* DOCUMENT SOURCE
======

La peau si douce des femmes est la preuve la plus répandue et la plus tangible que le monde est bon.

Le sourire des femmes est la preuve qu’il ne faut pas avoir peur.

Les seins des femmes sont la preuve que Dieu a des mains de sculpteur.

Toutes les lèvres des femmes, apparentes et cachées, sont la preuve que les mots, publics ou intimes, naissent nécessairement du rapport à l’autre.

Les mains des femmes, bijoux sur bijoux, sont la preuve qu’il est des redondances bienvenues.

Juchées sur des talons hauts, les jambes des femmes sont la preuve que l’homme a su ajouter à l’excellence de la Création.

Les yeux des femmes sont l’une des preuves de l’existence du Diable.

Fisc

Non, le fisc n’est pas un mot péjoratif comme le familier ou populaire flic. Il vient du latin fiscus, panier pour recevoir l’argent, qu’on a drôlement élargi pour en faire le « Trésor public ». Les trous dans le fond sont si béants et nombreux que l’on ne parvient plus, depuis longtemps, à les boucher.

======

* CONSIGNES À SUIVRE
Répondez brièvement, d'après le document source :
(a) De quoi le sourire des femmes est-il la preuve ?
(b) De quoi les yeux des femmes sont-ils l'une des preuves ?
(c) De quel mot latin vient « fisc », et que désignait ce mot ?
Les entrées forment un matériau indépendant du document source.

======

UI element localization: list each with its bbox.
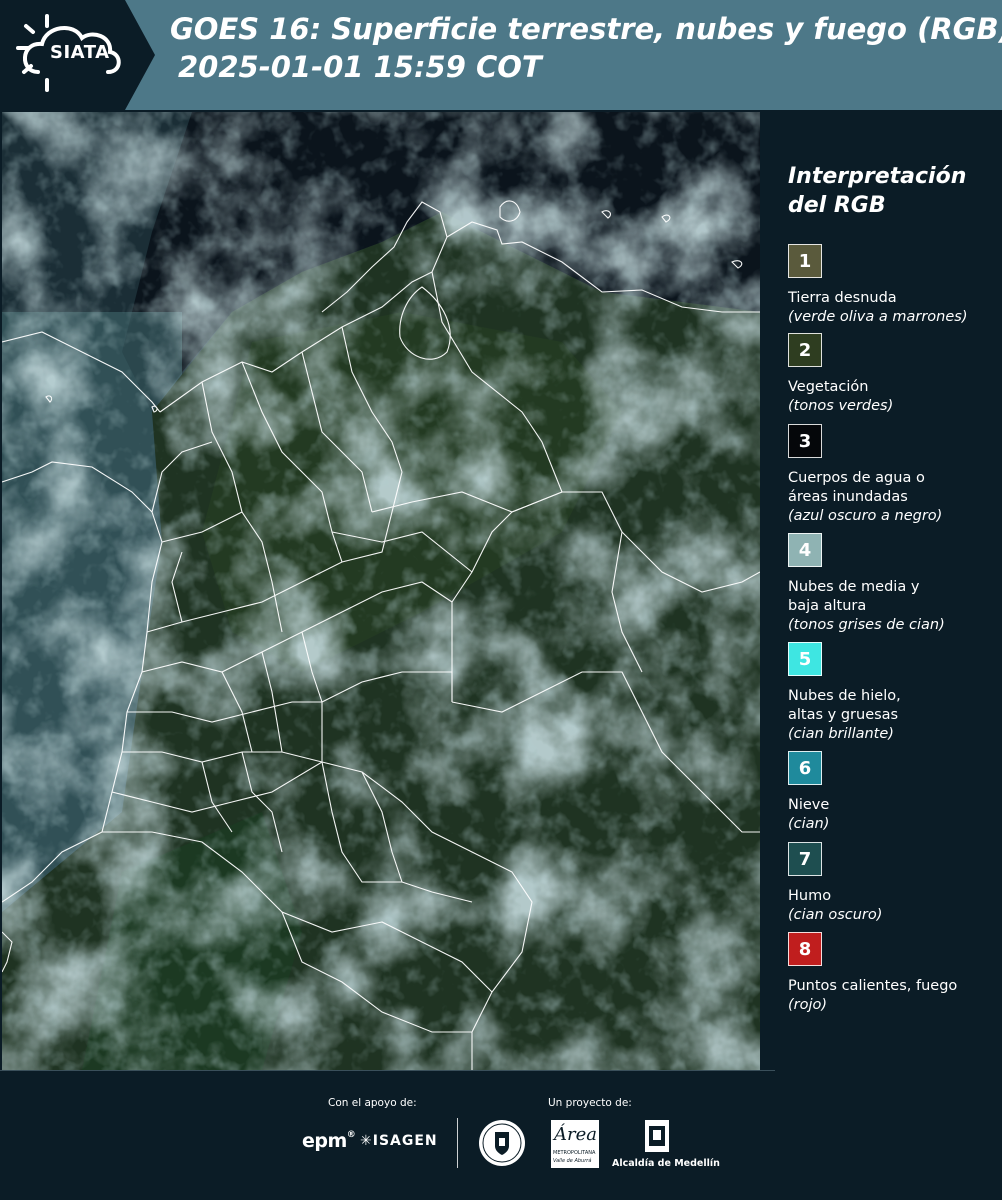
area-metro-line2: Valle de Aburrá — [553, 1158, 592, 1164]
area-metropolitana-logo: Área METROPOLITANA Valle de Aburrá — [551, 1120, 599, 1168]
title-line-1: GOES 16: Superficie terrestre, nubes y f… — [170, 12, 1002, 46]
legend-item-8: 8 Puntos calientes, fuego (rojo) — [788, 932, 998, 1015]
footer: Con el apoyo de: Un proyecto de: epm® ✳I… — [0, 1070, 1002, 1200]
isagen-logo-text: ISAGEN — [372, 1133, 438, 1149]
footer-separator — [457, 1118, 458, 1168]
epm-logo: epm® — [302, 1130, 356, 1152]
legend-item-4: 4 Nubes de media y baja altura (tonos gr… — [788, 533, 998, 635]
legend-label-3: Cuerpos de agua o áreas inundadas — [788, 470, 925, 505]
header-bar: SIATA GOES 16: Superficie terrestre, nub… — [0, 0, 1002, 110]
legend-label-5: Nubes de hielo, altas y gruesas — [788, 688, 901, 723]
legend-desc-2: (tonos verdes) — [788, 398, 894, 414]
footer-divider — [0, 1070, 775, 1071]
legend-label-6: Nieve — [788, 797, 830, 813]
legend-desc-3: (azul oscuro a negro) — [788, 508, 943, 524]
legend-item-1: 1 Tierra desnuda (verde oliva a marrones… — [788, 244, 998, 327]
legend-swatch-8: 8 — [788, 932, 822, 966]
medellin-coat-of-arms-icon — [645, 1120, 669, 1152]
legend-swatch-5: 5 — [788, 642, 822, 676]
legend-swatch-7: 7 — [788, 842, 822, 876]
siata-logo-text: SIATA — [50, 42, 110, 63]
legend-desc-6: (cian) — [788, 816, 830, 832]
legend-desc-7: (cian oscuro) — [788, 907, 883, 923]
legend-desc-1: (verde oliva a marrones) — [788, 309, 968, 325]
area-script-icon: Área — [554, 1124, 597, 1145]
legend-item-5: 5 Nubes de hielo, altas y gruesas (cian … — [788, 642, 998, 744]
project-label: Un proyecto de: — [548, 1097, 632, 1109]
isagen-icon: ✳ — [360, 1133, 373, 1149]
legend-swatch-3: 3 — [788, 424, 822, 458]
legend-item-2: 2 Vegetación (tonos verdes) — [788, 333, 998, 416]
legend-swatch-2: 2 — [788, 333, 822, 367]
legend-label-8: Puntos calientes, fuego — [788, 978, 958, 994]
legend-item-7: 7 Humo (cian oscuro) — [788, 842, 998, 925]
epm-registered-mark: ® — [346, 1130, 356, 1140]
legend-item-3: 3 Cuerpos de agua o áreas inundadas (azu… — [788, 424, 998, 526]
legend-label-4: Nubes de media y baja altura — [788, 579, 920, 614]
epm-logo-text: epm — [302, 1130, 347, 1152]
legend-desc-5: (cian brillante) — [788, 726, 894, 742]
legend-label-2: Vegetación — [788, 379, 869, 395]
legend-swatch-1: 1 — [788, 244, 822, 278]
legend-title: Interpretación del RGB — [788, 164, 967, 218]
satellite-map — [2, 112, 760, 1070]
isagen-logo: ✳ISAGEN — [360, 1133, 438, 1149]
legend-swatch-4: 4 — [788, 533, 822, 567]
legend-label-7: Humo — [788, 888, 832, 904]
legend-desc-4: (tonos grises de cian) — [788, 617, 945, 633]
siata-logo: SIATA — [0, 0, 155, 110]
legend-swatch-6: 6 — [788, 751, 822, 785]
rgb-legend: Interpretación del RGB 1 Tierra desnuda … — [760, 112, 1002, 1070]
page-title: GOES 16: Superficie terrestre, nubes y f… — [170, 10, 1002, 86]
alcaldia-label: Alcaldía de Medellín — [612, 1158, 720, 1169]
area-metro-line1: METROPOLITANA — [553, 1150, 596, 1156]
legend-desc-8: (rojo) — [788, 997, 828, 1013]
legend-label-1: Tierra desnuda — [788, 290, 897, 306]
title-line-2: 2025-01-01 15:59 COT — [178, 50, 542, 84]
university-seal-icon — [479, 1120, 525, 1166]
support-label: Con el apoyo de: — [328, 1097, 417, 1109]
legend-item-6: 6 Nieve (cian) — [788, 751, 998, 834]
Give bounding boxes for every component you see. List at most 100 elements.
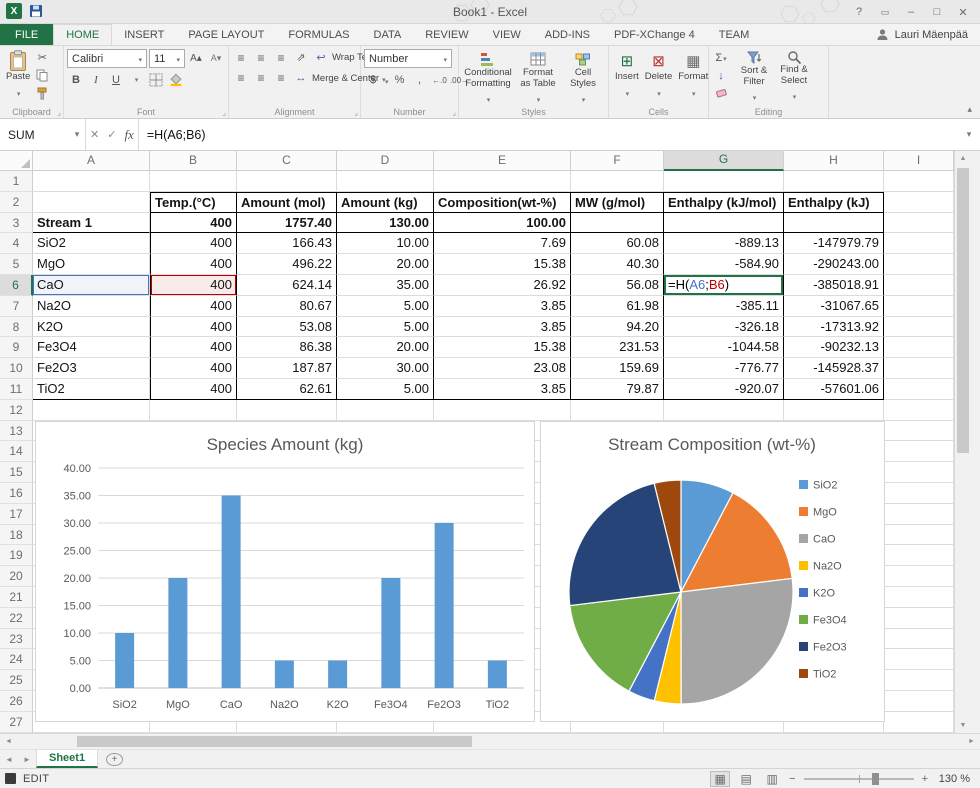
cell-H3[interactable] bbox=[784, 213, 884, 234]
cell-H1[interactable] bbox=[784, 171, 884, 192]
cancel-button[interactable]: ✕ bbox=[90, 128, 99, 141]
cell-I9[interactable] bbox=[884, 337, 954, 358]
cell-A2[interactable] bbox=[33, 192, 150, 213]
cell-D4[interactable]: 10.00 bbox=[337, 233, 434, 254]
ribbon-tab-file[interactable]: FILE bbox=[0, 24, 53, 45]
cell-E10[interactable]: 23.08 bbox=[434, 358, 571, 379]
font-name-combo[interactable]: Calibri bbox=[67, 49, 147, 68]
clipboard-dialog-launcher[interactable] bbox=[57, 108, 61, 117]
scroll-down-icon[interactable] bbox=[955, 718, 971, 733]
formula-input[interactable]: =H(A6;B6) bbox=[139, 119, 958, 150]
cell-E3[interactable]: 100.00 bbox=[434, 213, 571, 234]
cell-I22[interactable] bbox=[884, 608, 954, 629]
ribbon-tab-data[interactable]: DATA bbox=[362, 24, 414, 45]
cell-G7[interactable]: -385.11 bbox=[664, 296, 784, 317]
zoom-level[interactable]: 130 % bbox=[936, 773, 970, 785]
conditional-formatting-button[interactable]: Conditional Formatting bbox=[462, 49, 514, 104]
cell-A12[interactable] bbox=[33, 400, 150, 421]
scroll-up-icon[interactable] bbox=[955, 151, 971, 166]
scroll-left-icon[interactable] bbox=[0, 738, 17, 745]
cell-C1[interactable] bbox=[237, 171, 337, 192]
cell-F6[interactable]: 56.08 bbox=[571, 275, 664, 296]
normal-view-button[interactable] bbox=[711, 772, 729, 786]
cell-I4[interactable] bbox=[884, 233, 954, 254]
format-as-table-button[interactable]: Format as Table bbox=[514, 49, 562, 104]
cell-I11[interactable] bbox=[884, 379, 954, 400]
cell-I12[interactable] bbox=[884, 400, 954, 421]
cell-A4[interactable]: SiO2 bbox=[33, 233, 150, 254]
row-header-23[interactable]: 23 bbox=[0, 629, 33, 650]
align-right-button[interactable] bbox=[272, 70, 290, 87]
currency-dropdown[interactable] bbox=[384, 71, 389, 89]
cell-C4[interactable]: 166.43 bbox=[237, 233, 337, 254]
formula-bar-expand-icon[interactable] bbox=[958, 119, 980, 150]
cell-H11[interactable]: -57601.06 bbox=[784, 379, 884, 400]
cell-D8[interactable]: 5.00 bbox=[337, 317, 434, 338]
cell-E7[interactable]: 3.85 bbox=[434, 296, 571, 317]
cell-D9[interactable]: 20.00 bbox=[337, 337, 434, 358]
cell-G2[interactable]: Enthalpy (kJ/mol) bbox=[664, 192, 784, 213]
cell-I8[interactable] bbox=[884, 317, 954, 338]
cell-A8[interactable]: K2O bbox=[33, 317, 150, 338]
cell-F4[interactable]: 60.08 bbox=[571, 233, 664, 254]
cell-B10[interactable]: 400 bbox=[150, 358, 237, 379]
row-header-13[interactable]: 13 bbox=[0, 421, 33, 442]
cell-B6[interactable]: 400 bbox=[150, 275, 237, 296]
insert-function-button[interactable]: fx bbox=[124, 127, 133, 143]
cell-D11[interactable]: 5.00 bbox=[337, 379, 434, 400]
cell-G9[interactable]: -1044.58 bbox=[664, 337, 784, 358]
row-header-22[interactable]: 22 bbox=[0, 608, 33, 629]
cell-F12[interactable] bbox=[571, 400, 664, 421]
cell-E2[interactable]: Composition(wt-%) bbox=[434, 192, 571, 213]
row-header-1[interactable]: 1 bbox=[0, 171, 33, 192]
cell-D1[interactable] bbox=[337, 171, 434, 192]
cell-B12[interactable] bbox=[150, 400, 237, 421]
cell-G5[interactable]: -584.90 bbox=[664, 254, 784, 275]
cell-E12[interactable] bbox=[434, 400, 571, 421]
sheet-nav-right-icon[interactable] bbox=[18, 750, 36, 768]
page-break-view-button[interactable] bbox=[763, 772, 781, 786]
cell-G10[interactable]: -776.77 bbox=[664, 358, 784, 379]
underline-button[interactable]: U bbox=[107, 71, 125, 88]
pie-chart[interactable]: Stream Composition (wt-%)SiO2MgOCaONa2OK… bbox=[540, 421, 885, 722]
account-area[interactable]: Lauri Mäenpää bbox=[876, 24, 980, 45]
cell-E6[interactable]: 26.92 bbox=[434, 275, 571, 296]
cell-I2[interactable] bbox=[884, 192, 954, 213]
row-header-18[interactable]: 18 bbox=[0, 525, 33, 546]
minimize-button[interactable] bbox=[898, 6, 924, 18]
cell-I26[interactable] bbox=[884, 691, 954, 712]
orientation-button[interactable] bbox=[292, 49, 310, 66]
cell-E9[interactable]: 15.38 bbox=[434, 337, 571, 358]
currency-format-button[interactable]: $ bbox=[364, 72, 382, 89]
cell-H8[interactable]: -17313.92 bbox=[784, 317, 884, 338]
cell-E5[interactable]: 15.38 bbox=[434, 254, 571, 275]
cell-I27[interactable] bbox=[884, 712, 954, 733]
row-header-24[interactable]: 24 bbox=[0, 649, 33, 670]
cell-C5[interactable]: 496.22 bbox=[237, 254, 337, 275]
font-dialog-launcher[interactable] bbox=[222, 108, 226, 117]
cell-F7[interactable]: 61.98 bbox=[571, 296, 664, 317]
cell-A11[interactable]: TiO2 bbox=[33, 379, 150, 400]
cell-B5[interactable]: 400 bbox=[150, 254, 237, 275]
cell-E1[interactable] bbox=[434, 171, 571, 192]
cell-D7[interactable]: 5.00 bbox=[337, 296, 434, 317]
ribbon-tab-add-ins[interactable]: ADD-INS bbox=[533, 24, 602, 45]
help-button[interactable] bbox=[846, 6, 872, 18]
cell-I23[interactable] bbox=[884, 629, 954, 650]
font-size-combo[interactable]: 11 bbox=[149, 49, 185, 68]
cell-A1[interactable] bbox=[33, 171, 150, 192]
cell-D6[interactable]: 35.00 bbox=[337, 275, 434, 296]
cell-H6[interactable]: -385018.91 bbox=[784, 275, 884, 296]
cell-I7[interactable] bbox=[884, 296, 954, 317]
cell-D2[interactable]: Amount (kg) bbox=[337, 192, 434, 213]
clear-button[interactable] bbox=[712, 85, 730, 102]
column-header-D[interactable]: D bbox=[337, 151, 434, 171]
row-header-6[interactable]: 6 bbox=[0, 275, 33, 296]
vertical-scrollbar[interactable] bbox=[954, 151, 971, 733]
cell-H5[interactable]: -290243.00 bbox=[784, 254, 884, 275]
horizontal-scrollbar[interactable] bbox=[0, 733, 980, 749]
ribbon-tab-formulas[interactable]: FORMULAS bbox=[276, 24, 361, 45]
sheet-nav-left-icon[interactable] bbox=[0, 750, 18, 768]
find-select-button[interactable]: Find & Select bbox=[774, 49, 814, 104]
cell-I17[interactable] bbox=[884, 504, 954, 525]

======

* RÉSULTAT ATTENDU
(a) Qu'il ne faut pas avoir peur.
(b) De l'existence du Diable.
(c) Du latin fiscus, un panier pour recevoir l'argent.